PROBLEM:
Each line below that includes the word "Aspectos" is to be reported.

Document text records
------------------------------------------------------------

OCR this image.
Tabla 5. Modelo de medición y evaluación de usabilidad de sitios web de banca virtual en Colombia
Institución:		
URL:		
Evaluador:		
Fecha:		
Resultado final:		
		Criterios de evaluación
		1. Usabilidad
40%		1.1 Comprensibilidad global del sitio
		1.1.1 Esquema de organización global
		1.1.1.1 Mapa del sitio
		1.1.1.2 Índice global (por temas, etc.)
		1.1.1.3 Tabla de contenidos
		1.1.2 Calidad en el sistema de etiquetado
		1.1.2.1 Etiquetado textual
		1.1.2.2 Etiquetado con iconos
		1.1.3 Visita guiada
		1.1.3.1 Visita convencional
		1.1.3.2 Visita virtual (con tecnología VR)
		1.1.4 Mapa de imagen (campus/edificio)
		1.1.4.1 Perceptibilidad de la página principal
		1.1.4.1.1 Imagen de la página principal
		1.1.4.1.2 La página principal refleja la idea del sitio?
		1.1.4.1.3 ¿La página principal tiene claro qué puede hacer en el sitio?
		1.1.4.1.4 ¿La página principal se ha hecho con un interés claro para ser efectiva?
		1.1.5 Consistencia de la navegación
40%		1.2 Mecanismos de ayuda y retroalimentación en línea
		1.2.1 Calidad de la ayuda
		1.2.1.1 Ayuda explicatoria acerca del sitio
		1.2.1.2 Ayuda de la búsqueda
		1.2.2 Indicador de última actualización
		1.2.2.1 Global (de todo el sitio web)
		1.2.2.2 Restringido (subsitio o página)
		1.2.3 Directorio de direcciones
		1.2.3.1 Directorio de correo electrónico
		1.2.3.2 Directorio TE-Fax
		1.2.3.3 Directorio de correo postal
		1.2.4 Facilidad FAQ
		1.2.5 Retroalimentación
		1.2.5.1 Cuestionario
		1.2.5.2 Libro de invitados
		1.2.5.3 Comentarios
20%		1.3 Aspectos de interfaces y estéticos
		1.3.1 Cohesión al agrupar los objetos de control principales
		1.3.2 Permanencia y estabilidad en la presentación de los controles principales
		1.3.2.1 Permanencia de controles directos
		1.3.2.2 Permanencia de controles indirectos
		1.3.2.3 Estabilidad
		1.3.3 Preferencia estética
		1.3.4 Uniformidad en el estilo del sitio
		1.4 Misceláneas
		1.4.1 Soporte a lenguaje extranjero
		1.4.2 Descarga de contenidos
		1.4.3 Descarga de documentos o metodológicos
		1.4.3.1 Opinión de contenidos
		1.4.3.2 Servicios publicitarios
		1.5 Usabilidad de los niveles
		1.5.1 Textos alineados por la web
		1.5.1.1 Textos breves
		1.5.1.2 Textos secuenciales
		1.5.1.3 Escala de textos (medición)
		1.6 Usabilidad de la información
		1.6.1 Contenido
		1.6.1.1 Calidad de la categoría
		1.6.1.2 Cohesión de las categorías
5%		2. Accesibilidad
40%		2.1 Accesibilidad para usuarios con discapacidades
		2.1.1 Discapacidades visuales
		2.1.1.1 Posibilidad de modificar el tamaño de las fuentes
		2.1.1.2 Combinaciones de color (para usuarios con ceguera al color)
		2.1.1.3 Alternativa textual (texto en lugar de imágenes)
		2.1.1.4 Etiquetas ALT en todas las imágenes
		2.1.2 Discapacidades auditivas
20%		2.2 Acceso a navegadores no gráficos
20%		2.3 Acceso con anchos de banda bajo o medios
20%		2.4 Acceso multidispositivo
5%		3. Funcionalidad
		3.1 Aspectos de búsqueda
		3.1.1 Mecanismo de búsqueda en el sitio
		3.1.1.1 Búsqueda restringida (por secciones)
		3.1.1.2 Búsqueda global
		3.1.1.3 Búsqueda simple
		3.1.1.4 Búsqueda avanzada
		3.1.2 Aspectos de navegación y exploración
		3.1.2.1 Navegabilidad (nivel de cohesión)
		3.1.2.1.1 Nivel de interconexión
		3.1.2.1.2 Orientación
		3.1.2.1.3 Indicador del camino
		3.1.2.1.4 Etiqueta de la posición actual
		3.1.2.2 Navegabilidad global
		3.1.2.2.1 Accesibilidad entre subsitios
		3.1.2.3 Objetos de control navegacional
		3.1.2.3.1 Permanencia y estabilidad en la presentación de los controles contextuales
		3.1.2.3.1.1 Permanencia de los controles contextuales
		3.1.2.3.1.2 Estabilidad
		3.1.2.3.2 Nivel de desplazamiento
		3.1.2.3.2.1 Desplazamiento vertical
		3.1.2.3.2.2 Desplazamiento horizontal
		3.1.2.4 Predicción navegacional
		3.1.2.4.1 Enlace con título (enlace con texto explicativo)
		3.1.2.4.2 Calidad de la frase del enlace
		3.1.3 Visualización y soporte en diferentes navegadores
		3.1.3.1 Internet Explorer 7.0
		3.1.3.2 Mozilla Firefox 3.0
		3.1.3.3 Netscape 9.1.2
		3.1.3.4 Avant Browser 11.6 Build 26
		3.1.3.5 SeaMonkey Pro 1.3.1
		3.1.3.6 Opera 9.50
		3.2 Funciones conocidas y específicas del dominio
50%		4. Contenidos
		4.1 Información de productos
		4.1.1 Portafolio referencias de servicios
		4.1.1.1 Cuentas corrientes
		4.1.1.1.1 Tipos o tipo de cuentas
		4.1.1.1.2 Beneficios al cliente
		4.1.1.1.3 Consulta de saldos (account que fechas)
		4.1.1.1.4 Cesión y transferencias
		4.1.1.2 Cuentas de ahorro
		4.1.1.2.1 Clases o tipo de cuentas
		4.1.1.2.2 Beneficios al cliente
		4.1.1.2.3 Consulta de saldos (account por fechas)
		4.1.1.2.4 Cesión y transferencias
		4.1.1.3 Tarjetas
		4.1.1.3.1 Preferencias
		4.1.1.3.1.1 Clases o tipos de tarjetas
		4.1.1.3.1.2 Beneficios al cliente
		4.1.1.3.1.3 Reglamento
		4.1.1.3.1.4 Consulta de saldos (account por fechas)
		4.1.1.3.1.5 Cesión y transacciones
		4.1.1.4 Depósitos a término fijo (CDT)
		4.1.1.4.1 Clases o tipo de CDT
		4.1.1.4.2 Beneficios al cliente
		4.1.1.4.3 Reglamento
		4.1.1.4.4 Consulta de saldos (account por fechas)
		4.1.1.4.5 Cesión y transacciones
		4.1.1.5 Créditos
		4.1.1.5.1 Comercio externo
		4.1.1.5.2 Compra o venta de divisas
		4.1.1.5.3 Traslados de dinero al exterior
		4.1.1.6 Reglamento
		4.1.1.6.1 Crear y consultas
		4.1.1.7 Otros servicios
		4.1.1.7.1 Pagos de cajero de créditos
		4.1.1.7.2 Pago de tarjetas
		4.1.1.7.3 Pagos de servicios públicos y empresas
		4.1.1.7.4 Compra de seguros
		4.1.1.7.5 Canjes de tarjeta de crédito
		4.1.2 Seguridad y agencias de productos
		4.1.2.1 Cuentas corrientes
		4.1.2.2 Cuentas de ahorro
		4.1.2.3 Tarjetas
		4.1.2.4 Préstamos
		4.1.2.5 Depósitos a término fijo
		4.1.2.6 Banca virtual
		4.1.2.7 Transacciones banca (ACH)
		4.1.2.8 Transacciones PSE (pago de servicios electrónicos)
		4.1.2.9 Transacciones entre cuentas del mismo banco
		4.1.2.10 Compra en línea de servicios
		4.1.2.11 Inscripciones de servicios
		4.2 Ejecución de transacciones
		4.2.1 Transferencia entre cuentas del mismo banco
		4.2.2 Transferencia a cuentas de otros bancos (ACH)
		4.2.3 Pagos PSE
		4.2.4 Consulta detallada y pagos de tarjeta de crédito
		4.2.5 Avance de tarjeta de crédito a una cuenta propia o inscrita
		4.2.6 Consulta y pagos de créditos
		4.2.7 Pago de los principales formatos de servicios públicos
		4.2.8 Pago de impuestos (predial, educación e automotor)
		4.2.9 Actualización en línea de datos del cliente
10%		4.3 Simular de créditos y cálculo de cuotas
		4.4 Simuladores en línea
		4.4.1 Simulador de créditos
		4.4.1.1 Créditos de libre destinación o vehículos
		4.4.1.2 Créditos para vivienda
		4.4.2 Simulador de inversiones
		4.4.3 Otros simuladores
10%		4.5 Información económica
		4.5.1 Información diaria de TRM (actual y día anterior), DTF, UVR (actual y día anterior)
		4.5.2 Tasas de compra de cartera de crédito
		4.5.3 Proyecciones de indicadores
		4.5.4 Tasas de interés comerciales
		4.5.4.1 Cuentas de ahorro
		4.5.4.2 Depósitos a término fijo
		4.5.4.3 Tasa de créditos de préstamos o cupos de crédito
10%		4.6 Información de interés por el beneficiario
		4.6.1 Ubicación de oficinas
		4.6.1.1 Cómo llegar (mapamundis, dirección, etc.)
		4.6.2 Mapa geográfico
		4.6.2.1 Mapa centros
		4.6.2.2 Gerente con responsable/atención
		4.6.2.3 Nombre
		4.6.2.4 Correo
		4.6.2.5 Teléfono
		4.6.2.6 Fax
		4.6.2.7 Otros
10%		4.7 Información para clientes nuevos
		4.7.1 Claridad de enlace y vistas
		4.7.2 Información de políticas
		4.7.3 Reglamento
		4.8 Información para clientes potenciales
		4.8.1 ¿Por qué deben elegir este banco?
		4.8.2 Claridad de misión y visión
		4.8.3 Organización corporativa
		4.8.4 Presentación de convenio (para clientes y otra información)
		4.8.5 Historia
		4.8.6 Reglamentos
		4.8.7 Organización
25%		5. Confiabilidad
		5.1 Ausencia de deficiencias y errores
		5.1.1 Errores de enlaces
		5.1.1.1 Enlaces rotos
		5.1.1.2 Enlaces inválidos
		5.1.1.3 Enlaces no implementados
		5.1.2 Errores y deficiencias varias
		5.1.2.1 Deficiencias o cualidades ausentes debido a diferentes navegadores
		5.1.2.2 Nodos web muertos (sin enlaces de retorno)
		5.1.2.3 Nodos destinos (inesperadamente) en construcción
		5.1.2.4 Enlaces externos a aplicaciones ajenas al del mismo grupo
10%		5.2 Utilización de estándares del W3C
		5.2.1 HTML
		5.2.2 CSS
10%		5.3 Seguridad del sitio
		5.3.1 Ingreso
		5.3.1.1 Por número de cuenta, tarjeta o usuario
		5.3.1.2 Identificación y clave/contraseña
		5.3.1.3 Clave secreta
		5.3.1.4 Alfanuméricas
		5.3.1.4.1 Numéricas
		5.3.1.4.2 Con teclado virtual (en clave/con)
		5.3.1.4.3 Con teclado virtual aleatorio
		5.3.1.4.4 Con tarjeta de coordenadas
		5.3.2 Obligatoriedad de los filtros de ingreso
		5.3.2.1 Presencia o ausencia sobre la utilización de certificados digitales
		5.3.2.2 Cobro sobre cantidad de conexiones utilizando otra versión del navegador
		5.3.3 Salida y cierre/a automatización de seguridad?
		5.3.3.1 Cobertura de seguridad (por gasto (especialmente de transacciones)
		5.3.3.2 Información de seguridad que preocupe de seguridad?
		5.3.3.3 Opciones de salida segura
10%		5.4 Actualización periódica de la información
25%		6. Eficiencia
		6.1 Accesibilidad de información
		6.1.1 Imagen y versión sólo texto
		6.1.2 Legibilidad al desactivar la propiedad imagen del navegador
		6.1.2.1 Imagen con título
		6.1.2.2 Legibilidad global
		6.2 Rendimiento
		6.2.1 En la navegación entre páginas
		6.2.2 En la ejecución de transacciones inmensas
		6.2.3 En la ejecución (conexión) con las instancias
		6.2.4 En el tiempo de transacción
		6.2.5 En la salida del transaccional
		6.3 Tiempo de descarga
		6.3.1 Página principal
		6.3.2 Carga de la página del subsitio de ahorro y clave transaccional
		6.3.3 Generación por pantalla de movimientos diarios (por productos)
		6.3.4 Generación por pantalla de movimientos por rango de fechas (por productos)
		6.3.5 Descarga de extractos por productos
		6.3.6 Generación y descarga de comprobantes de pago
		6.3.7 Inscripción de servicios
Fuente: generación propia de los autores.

------------------------------------------------------------

WRITTEN REPLY:
20%		1.3 Aspectos de interfaces y estéticos
		3.1 Aspectos de búsqueda
		3.1.2 Aspectos de navegación y exploración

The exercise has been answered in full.